The entries below need to be written out exactly, with no pictures included.

-------- EXERCISE INPUTS

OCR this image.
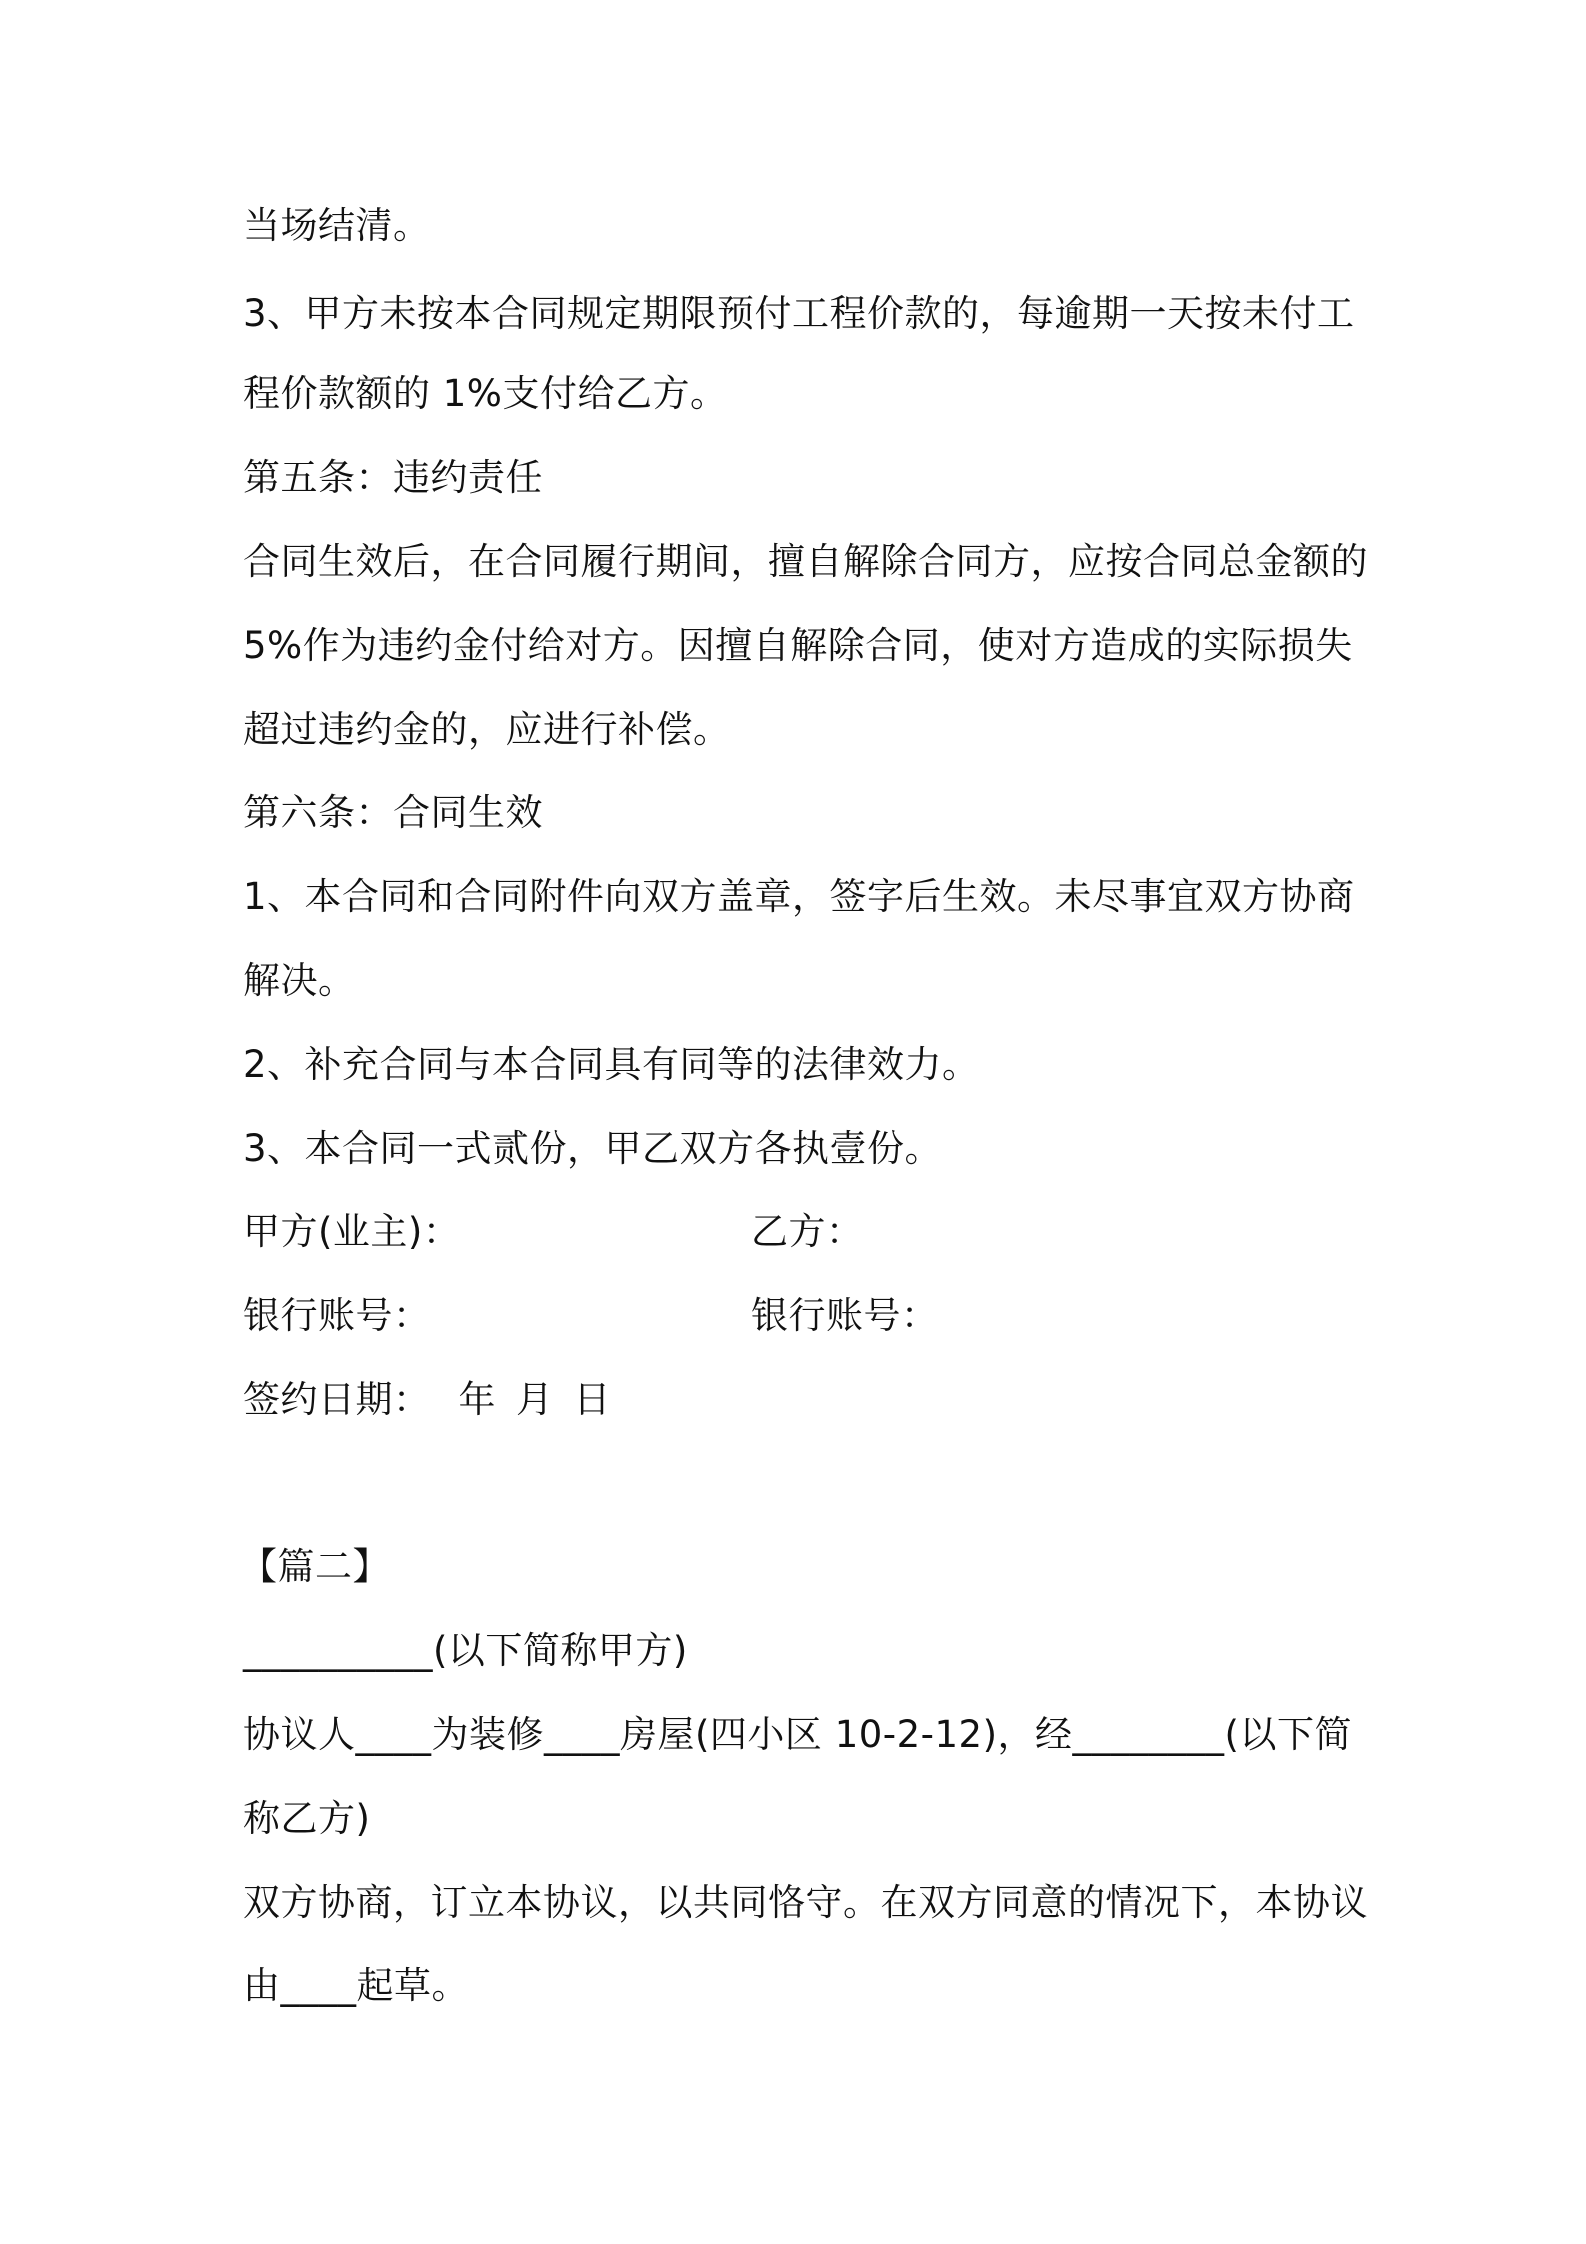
当场结清。
3、甲方未按本合同规定期限预付工程价款的，每逾期一天按未付工
程价款额的 1%支付给乙方。
第五条：违约责任
合同生效后，在合同履行期间，擅自解除合同方，应按合同总金额的
5%作为违约金付给对方。因擅自解除合同，使对方造成的实际损失
超过违约金的，应进行补偿。
第六条：合同生效
1、本合同和合同附件向双方盖章，签字后生效。未尽事宜双方协商
解决。
2、补充合同与本合同具有同等的法律效力。
3、本合同一式贰份，甲乙双方各执壹份。
甲方(业主)：	乙方：
银行账号：	银行账号：
签约日期： 年 月 日
【篇二】
__________(以下简称甲方)
协议人____为装修____房屋(四小区 10-2-12)，经________(以下简
称乙方)
双方协商，订立本协议，以共同恪守。在双方同意的情况下，本协议
由____起草。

----------------

> [EXERCISE ANSWER]:
OCR this image.
当场结清。
3、甲方未按本合同规定期限预付工程价款的，每逾期一天按未付工
程价款额的 1%支付给乙方。
第五条：违约责任
合同生效后，在合同履行期间，擅自解除合同方，应按合同总金额的
5%作为违约金付给对方。因擅自解除合同，使对方造成的实际损失
超过违约金的，应进行补偿。
第六条：合同生效
1、本合同和合同附件向双方盖章，签字后生效。未尽事宜双方协商
解决。
2、补充合同与本合同具有同等的法律效力。
3、本合同一式贰份，甲乙双方各执壹份。
甲方(业主)：	乙方：
银行账号：	银行账号：
签约日期： 年 月 日
【篇二】
__________(以下简称甲方)
协议人____为装修____房屋(四小区 10-2-12)，经________(以下简
称乙方)
双方协商，订立本协议，以共同恪守。在双方同意的情况下，本协议
由____起草。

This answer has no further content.